Assigned task
For every line below, set down an identical copy.

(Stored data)
= = = =

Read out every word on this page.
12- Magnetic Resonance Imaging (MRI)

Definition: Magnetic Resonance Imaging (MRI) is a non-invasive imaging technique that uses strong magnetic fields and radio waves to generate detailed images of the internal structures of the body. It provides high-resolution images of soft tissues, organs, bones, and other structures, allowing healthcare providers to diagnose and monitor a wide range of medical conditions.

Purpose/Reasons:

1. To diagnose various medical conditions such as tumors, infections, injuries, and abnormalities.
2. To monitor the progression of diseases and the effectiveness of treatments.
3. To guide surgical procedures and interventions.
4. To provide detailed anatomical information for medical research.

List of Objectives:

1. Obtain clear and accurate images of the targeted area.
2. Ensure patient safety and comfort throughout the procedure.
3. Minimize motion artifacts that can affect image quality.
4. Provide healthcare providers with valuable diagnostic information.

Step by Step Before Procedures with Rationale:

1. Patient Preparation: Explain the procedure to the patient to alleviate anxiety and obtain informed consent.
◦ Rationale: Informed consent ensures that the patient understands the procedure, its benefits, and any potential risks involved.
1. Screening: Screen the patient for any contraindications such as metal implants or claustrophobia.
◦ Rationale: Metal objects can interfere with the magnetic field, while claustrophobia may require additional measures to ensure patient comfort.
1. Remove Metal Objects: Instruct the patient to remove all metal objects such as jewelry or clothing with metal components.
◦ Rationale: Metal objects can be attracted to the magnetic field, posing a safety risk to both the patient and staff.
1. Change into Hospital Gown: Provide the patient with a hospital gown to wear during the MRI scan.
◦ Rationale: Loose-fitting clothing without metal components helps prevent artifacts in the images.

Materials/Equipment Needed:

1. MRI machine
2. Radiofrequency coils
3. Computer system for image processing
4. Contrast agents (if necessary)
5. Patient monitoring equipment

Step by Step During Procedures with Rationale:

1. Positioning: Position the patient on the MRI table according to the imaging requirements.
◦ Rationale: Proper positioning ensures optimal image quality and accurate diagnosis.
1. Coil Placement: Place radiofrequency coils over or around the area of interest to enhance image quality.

= = = =

Expected output
Read out every word on this page.
12- Magnetic Resonance Imaging (MRI)

Definition: Magnetic Resonance Imaging (MRI) is a non-invasive imaging technique that uses strong magnetic fields and radio waves to generate detailed images of the internal structures of the body. It provides high-resolution images of soft tissues, organs, bones, and other structures, allowing healthcare providers to diagnose and monitor a wide range of medical conditions.

Purpose/Reasons:

1. To diagnose various medical conditions such as tumors, infections, injuries, and abnormalities.
2. To monitor the progression of diseases and the effectiveness of treatments.
3. To guide surgical procedures and interventions.
4. To provide detailed anatomical information for medical research.

List of Objectives:

1. Obtain clear and accurate images of the targeted area.
2. Ensure patient safety and comfort throughout the procedure.
3. Minimize motion artifacts that can affect image quality.
4. Provide healthcare providers with valuable diagnostic information.

Step by Step Before Procedures with Rationale:

1. Patient Preparation: Explain the procedure to the patient to alleviate anxiety and obtain informed consent.
◦ Rationale: Informed consent ensures that the patient understands the procedure, its benefits, and any potential risks involved.
1. Screening: Screen the patient for any contraindications such as metal implants or claustrophobia.
◦ Rationale: Metal objects can interfere with the magnetic field, while claustrophobia may require additional measures to ensure patient comfort.
1. Remove Metal Objects: Instruct the patient to remove all metal objects such as jewelry or clothing with metal components.
◦ Rationale: Metal objects can be attracted to the magnetic field, posing a safety risk to both the patient and staff.
1. Change into Hospital Gown: Provide the patient with a hospital gown to wear during the MRI scan.
◦ Rationale: Loose-fitting clothing without metal components helps prevent artifacts in the images.

Materials/Equipment Needed:

1. MRI machine
2. Radiofrequency coils
3. Computer system for image processing
4. Contrast agents (if necessary)
5. Patient monitoring equipment

Step by Step During Procedures with Rationale:

1. Positioning: Position the patient on the MRI table according to the imaging requirements.
◦ Rationale: Proper positioning ensures optimal image quality and accurate diagnosis.
1. Coil Placement: Place radiofrequency coils over or around the area of interest to enhance image quality.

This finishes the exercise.